(The exercise):
Each line below should be retyped exactly, with no pictures.

╭─ Entries

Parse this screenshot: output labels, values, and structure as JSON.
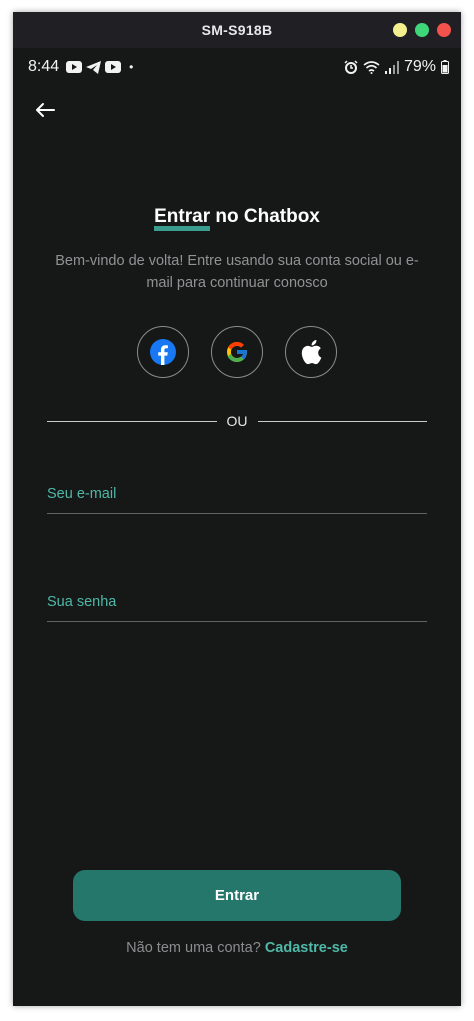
{
  "window": {
    "title": "SM-S918B",
    "controls": [
      {
        "name": "minimize",
        "color": "#f4f08e"
      },
      {
        "name": "maximize",
        "color": "#3fd67a"
      },
      {
        "name": "close",
        "color": "#f2524c"
      }
    ]
  },
  "statusbar": {
    "time": "8:44",
    "dot": "•",
    "left_icons": [
      "youtube-icon",
      "telegram-icon",
      "youtube-icon"
    ],
    "right_icons": [
      "alarm-icon",
      "wifi-icon",
      "signal-icon"
    ],
    "battery": "79%"
  },
  "header": {
    "back_icon": "back-arrow-icon"
  },
  "login": {
    "title_accent": "Entrar",
    "title_rest": " no Chatbox",
    "subtitle": "Bem-vindo de volta! Entre usando sua conta social ou e-mail para continuar conosco",
    "social": [
      "facebook",
      "google",
      "apple"
    ],
    "divider_label": "OU",
    "email_placeholder": "Seu e-mail",
    "password_placeholder": "Sua senha",
    "submit_label": "Entrar",
    "signup_question": "Não tem uma conta?",
    "signup_link": "Cadastre-se"
  },
  "colors": {
    "background": "#161818",
    "accent": "#3a9d8d",
    "button": "#24776a",
    "link": "#4fb8a6"
  }
}
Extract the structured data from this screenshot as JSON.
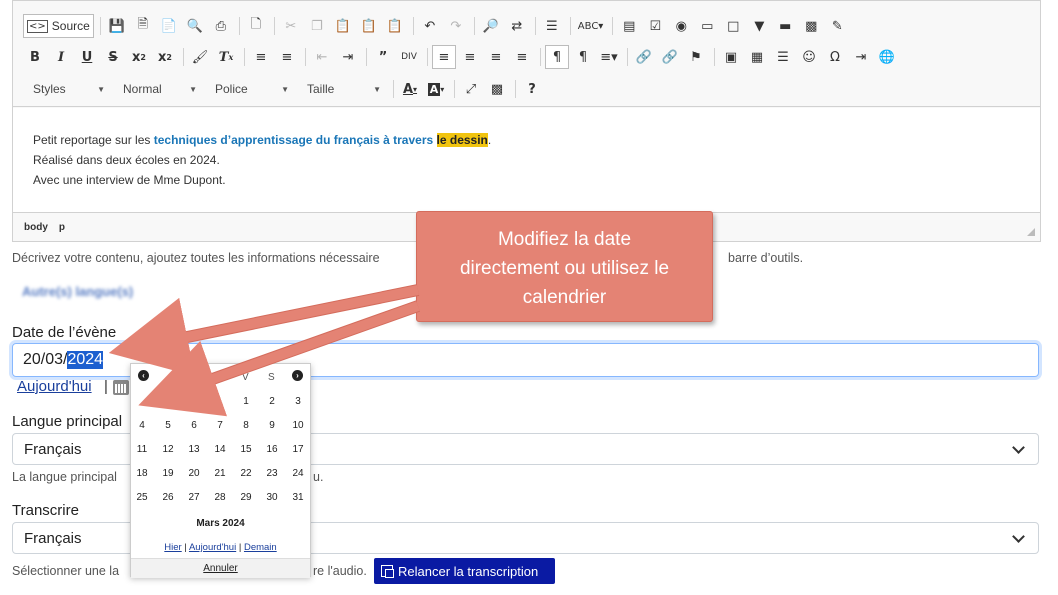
{
  "toolbar": {
    "source_label": "Source",
    "styles_label": "Styles",
    "format_label": "Normal",
    "font_label": "Police",
    "size_label": "Taille"
  },
  "editor": {
    "line1_before": "Petit reportage sur les ",
    "line1_blue": "techniques d’apprentissage du français à travers",
    "line1_space": " ",
    "line1_yellow": "le dessin",
    "line1_after": ".",
    "line2": "Réalisé dans deux écoles en 2024.",
    "line3": "Avec une interview de Mme Dupont.",
    "path": [
      "body",
      "p"
    ]
  },
  "form": {
    "help_text_left": "Décrivez votre contenu, ajoutez toutes les informations nécessaire",
    "help_text_right": "barre d’outils.",
    "other_lang": "Autre(s) langue(s)",
    "date_label": "Date de l’évène",
    "date_value_prefix": "20/03/",
    "date_value_selected": "2024",
    "today_link": "Aujourd'hui",
    "pipe": "|",
    "lang_label": "Langue principal",
    "lang_value": "Français",
    "lang_note_left": "La langue principal",
    "lang_note_right": "u.",
    "transcribe_label": "Transcrire",
    "transcribe_value": "Français",
    "transcribe_note_left": "Sélectionner une la",
    "transcribe_note_right": "re l'audio.",
    "relaunch_button": "Relancer la transcription"
  },
  "calendar": {
    "prev": "‹",
    "next": "›",
    "day_headers_visible": [
      "V",
      "S"
    ],
    "weeks": [
      [
        "",
        "",
        "",
        "",
        "1",
        "2",
        "3"
      ],
      [
        "4",
        "5",
        "6",
        "7",
        "8",
        "9",
        "10"
      ],
      [
        "11",
        "12",
        "13",
        "14",
        "15",
        "16",
        "17"
      ],
      [
        "18",
        "19",
        "20",
        "21",
        "22",
        "23",
        "24"
      ],
      [
        "25",
        "26",
        "27",
        "28",
        "29",
        "30",
        "31"
      ]
    ],
    "month_label": "Mars 2024",
    "yesterday": "Hier",
    "today": "Aujourd'hui",
    "tomorrow": "Demain",
    "sep": "|",
    "cancel": "Annuler"
  },
  "callout": {
    "line1": "Modifiez la date",
    "line2": "directement ou utilisez le",
    "line3": "calendrier"
  },
  "colors": {
    "callout_bg": "#e48374",
    "link_blue": "#1a76b7",
    "highlight_yellow": "#f1c40f",
    "button_navy": "#0a1aa3"
  }
}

╰─

(Output below):
Parse this screenshot: output labels, values, and structure as JSON.
{
  "window": {
    "title": "SM-S918B",
    "controls": [
      {
        "name": "minimize",
        "color": "#f4f08e"
      },
      {
        "name": "maximize",
        "color": "#3fd67a"
      },
      {
        "name": "close",
        "color": "#f2524c"
      }
    ]
  },
  "statusbar": {
    "time": "8:44",
    "dot": "•",
    "left_icons": [
      "youtube-icon",
      "telegram-icon",
      "youtube-icon"
    ],
    "right_icons": [
      "alarm-icon",
      "wifi-icon",
      "signal-icon"
    ],
    "battery": "79%"
  },
  "header": {
    "back_icon": "back-arrow-icon"
  },
  "login": {
    "title_accent": "Entrar",
    "title_rest": " no Chatbox",
    "subtitle": "Bem-vindo de volta! Entre usando sua conta social ou e-mail para continuar conosco",
    "social": [
      "facebook",
      "google",
      "apple"
    ],
    "divider_label": "OU",
    "email_placeholder": "Seu e-mail",
    "password_placeholder": "Sua senha",
    "submit_label": "Entrar",
    "signup_question": "Não tem uma conta?",
    "signup_link": "Cadastre-se"
  },
  "colors": {
    "background": "#161818",
    "accent": "#3a9d8d",
    "button": "#24776a",
    "link": "#4fb8a6"
  }
}
Extract the structured data from this screenshot as JSON.
{
  "toolbar": {
    "source_label": "Source",
    "styles_label": "Styles",
    "format_label": "Normal",
    "font_label": "Police",
    "size_label": "Taille"
  },
  "editor": {
    "line1_before": "Petit reportage sur les ",
    "line1_blue": "techniques d’apprentissage du français à travers",
    "line1_space": " ",
    "line1_yellow": "le dessin",
    "line1_after": ".",
    "line2": "Réalisé dans deux écoles en 2024.",
    "line3": "Avec une interview de Mme Dupont.",
    "path": [
      "body",
      "p"
    ]
  },
  "form": {
    "help_text_left": "Décrivez votre contenu, ajoutez toutes les informations nécessaire",
    "help_text_right": "barre d’outils.",
    "other_lang": "Autre(s) langue(s)",
    "date_label": "Date de l’évène",
    "date_value_prefix": "20/03/",
    "date_value_selected": "2024",
    "today_link": "Aujourd'hui",
    "pipe": "|",
    "lang_label": "Langue principal",
    "lang_value": "Français",
    "lang_note_left": "La langue principal",
    "lang_note_right": "u.",
    "transcribe_label": "Transcrire",
    "transcribe_value": "Français",
    "transcribe_note_left": "Sélectionner une la",
    "transcribe_note_right": "re l'audio.",
    "relaunch_button": "Relancer la transcription"
  },
  "calendar": {
    "prev": "‹",
    "next": "›",
    "day_headers_visible": [
      "V",
      "S"
    ],
    "weeks": [
      [
        "",
        "",
        "",
        "",
        "1",
        "2",
        "3"
      ],
      [
        "4",
        "5",
        "6",
        "7",
        "8",
        "9",
        "10"
      ],
      [
        "11",
        "12",
        "13",
        "14",
        "15",
        "16",
        "17"
      ],
      [
        "18",
        "19",
        "20",
        "21",
        "22",
        "23",
        "24"
      ],
      [
        "25",
        "26",
        "27",
        "28",
        "29",
        "30",
        "31"
      ]
    ],
    "month_label": "Mars 2024",
    "yesterday": "Hier",
    "today": "Aujourd'hui",
    "tomorrow": "Demain",
    "sep": "|",
    "cancel": "Annuler"
  },
  "callout": {
    "line1": "Modifiez la date",
    "line2": "directement ou utilisez le",
    "line3": "calendrier"
  },
  "colors": {
    "callout_bg": "#e48374",
    "link_blue": "#1a76b7",
    "highlight_yellow": "#f1c40f",
    "button_navy": "#0a1aa3"
  }
}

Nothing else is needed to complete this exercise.